• THE PROBLEM:
Copy out the entries line for line, starting with the first line and ending with the line that contains "data-point-b-2 xyxy=(798,192,811,204)". Include both of those lines.
+++ PROVIDED RECORDS +++
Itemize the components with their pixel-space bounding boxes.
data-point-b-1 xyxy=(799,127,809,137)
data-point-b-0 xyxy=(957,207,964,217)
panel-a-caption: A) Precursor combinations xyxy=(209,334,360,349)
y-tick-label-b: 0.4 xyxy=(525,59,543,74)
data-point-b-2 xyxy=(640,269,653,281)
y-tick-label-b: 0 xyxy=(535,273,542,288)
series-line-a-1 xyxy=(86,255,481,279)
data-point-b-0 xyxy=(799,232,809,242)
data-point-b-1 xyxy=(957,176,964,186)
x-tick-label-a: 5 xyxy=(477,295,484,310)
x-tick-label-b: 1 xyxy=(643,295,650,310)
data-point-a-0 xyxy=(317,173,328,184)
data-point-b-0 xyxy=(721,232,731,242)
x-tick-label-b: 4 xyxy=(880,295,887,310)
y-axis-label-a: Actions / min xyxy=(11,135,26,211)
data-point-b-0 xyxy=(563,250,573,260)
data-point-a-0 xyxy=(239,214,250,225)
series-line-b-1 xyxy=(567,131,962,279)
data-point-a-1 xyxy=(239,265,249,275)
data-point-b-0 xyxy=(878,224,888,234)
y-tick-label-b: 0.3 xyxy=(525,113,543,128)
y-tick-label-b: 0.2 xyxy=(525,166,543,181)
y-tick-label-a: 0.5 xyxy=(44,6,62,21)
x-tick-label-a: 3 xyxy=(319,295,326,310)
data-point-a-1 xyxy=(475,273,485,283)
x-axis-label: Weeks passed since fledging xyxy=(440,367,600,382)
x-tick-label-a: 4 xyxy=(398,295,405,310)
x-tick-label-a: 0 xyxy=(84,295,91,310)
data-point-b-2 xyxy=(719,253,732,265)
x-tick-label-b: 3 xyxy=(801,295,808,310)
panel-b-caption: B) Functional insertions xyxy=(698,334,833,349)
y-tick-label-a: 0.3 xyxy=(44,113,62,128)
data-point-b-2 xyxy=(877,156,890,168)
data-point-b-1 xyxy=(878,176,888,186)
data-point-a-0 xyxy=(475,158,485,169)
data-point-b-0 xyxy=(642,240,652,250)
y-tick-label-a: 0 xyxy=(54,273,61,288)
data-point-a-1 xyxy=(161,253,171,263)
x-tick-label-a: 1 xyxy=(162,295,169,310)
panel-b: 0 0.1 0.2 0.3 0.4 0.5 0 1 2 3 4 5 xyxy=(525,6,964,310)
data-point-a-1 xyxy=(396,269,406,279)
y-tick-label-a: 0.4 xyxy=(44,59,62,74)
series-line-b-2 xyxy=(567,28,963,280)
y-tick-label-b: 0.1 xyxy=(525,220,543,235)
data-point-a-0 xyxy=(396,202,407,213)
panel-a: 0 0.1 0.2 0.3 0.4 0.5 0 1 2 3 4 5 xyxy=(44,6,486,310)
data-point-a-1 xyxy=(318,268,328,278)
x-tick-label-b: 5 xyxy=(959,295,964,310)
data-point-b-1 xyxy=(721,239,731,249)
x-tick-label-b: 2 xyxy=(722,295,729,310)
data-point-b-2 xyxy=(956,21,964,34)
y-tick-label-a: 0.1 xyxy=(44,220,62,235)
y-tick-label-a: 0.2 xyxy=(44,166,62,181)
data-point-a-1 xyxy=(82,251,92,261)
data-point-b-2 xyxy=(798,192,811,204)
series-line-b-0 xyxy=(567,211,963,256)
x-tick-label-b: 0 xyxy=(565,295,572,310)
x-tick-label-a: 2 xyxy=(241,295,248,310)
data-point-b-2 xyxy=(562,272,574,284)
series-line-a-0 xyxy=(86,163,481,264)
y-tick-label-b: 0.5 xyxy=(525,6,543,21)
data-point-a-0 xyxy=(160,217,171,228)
+++
• THE ANSWER:
Itemize the components with their pixel-space bounding boxes.
data-point-b-1 xyxy=(799,127,809,137)
data-point-b-0 xyxy=(957,207,964,217)
panel-a-caption: A) Precursor combinations xyxy=(209,334,360,349)
y-tick-label-b: 0.4 xyxy=(525,59,543,74)
data-point-b-2 xyxy=(640,269,653,281)
y-tick-label-b: 0 xyxy=(535,273,542,288)
series-line-a-1 xyxy=(86,255,481,279)
data-point-b-0 xyxy=(799,232,809,242)
data-point-b-1 xyxy=(957,176,964,186)
x-tick-label-a: 5 xyxy=(477,295,484,310)
x-tick-label-b: 1 xyxy=(643,295,650,310)
data-point-a-0 xyxy=(317,173,328,184)
data-point-b-0 xyxy=(721,232,731,242)
x-tick-label-b: 4 xyxy=(880,295,887,310)
y-axis-label-a: Actions / min xyxy=(11,135,26,211)
data-point-b-0 xyxy=(563,250,573,260)
data-point-a-0 xyxy=(239,214,250,225)
series-line-b-1 xyxy=(567,131,962,279)
data-point-a-1 xyxy=(239,265,249,275)
data-point-b-0 xyxy=(878,224,888,234)
y-tick-label-b: 0.3 xyxy=(525,113,543,128)
y-tick-label-b: 0.2 xyxy=(525,166,543,181)
y-tick-label-a: 0.5 xyxy=(44,6,62,21)
x-tick-label-a: 3 xyxy=(319,295,326,310)
data-point-a-1 xyxy=(475,273,485,283)
x-axis-label: Weeks passed since fledging xyxy=(440,367,600,382)
x-tick-label-a: 4 xyxy=(398,295,405,310)
x-tick-label-a: 0 xyxy=(84,295,91,310)
data-point-b-2 xyxy=(719,253,732,265)
x-tick-label-b: 3 xyxy=(801,295,808,310)
panel-b-caption: B) Functional insertions xyxy=(698,334,833,349)
y-tick-label-a: 0.3 xyxy=(44,113,62,128)
data-point-b-2 xyxy=(877,156,890,168)
data-point-b-1 xyxy=(878,176,888,186)
data-point-a-0 xyxy=(475,158,485,169)
data-point-b-0 xyxy=(642,240,652,250)
y-tick-label-a: 0 xyxy=(54,273,61,288)
data-point-a-1 xyxy=(161,253,171,263)
x-tick-label-a: 1 xyxy=(162,295,169,310)
panel-b: 0 0.1 0.2 0.3 0.4 0.5 0 1 2 3 4 5 xyxy=(525,6,964,310)
data-point-a-1 xyxy=(396,269,406,279)
y-tick-label-a: 0.4 xyxy=(44,59,62,74)
series-line-b-2 xyxy=(567,28,963,280)
y-tick-label-b: 0.1 xyxy=(525,220,543,235)
data-point-a-0 xyxy=(396,202,407,213)
panel-a: 0 0.1 0.2 0.3 0.4 0.5 0 1 2 3 4 5 xyxy=(44,6,486,310)
data-point-a-1 xyxy=(318,268,328,278)
x-tick-label-b: 5 xyxy=(959,295,964,310)
data-point-b-1 xyxy=(721,239,731,249)
x-tick-label-b: 2 xyxy=(722,295,729,310)
data-point-b-2 xyxy=(956,21,964,34)
y-tick-label-a: 0.1 xyxy=(44,220,62,235)
y-tick-label-a: 0.2 xyxy=(44,166,62,181)
data-point-a-1 xyxy=(82,251,92,261)
data-point-b-2 xyxy=(798,192,811,204)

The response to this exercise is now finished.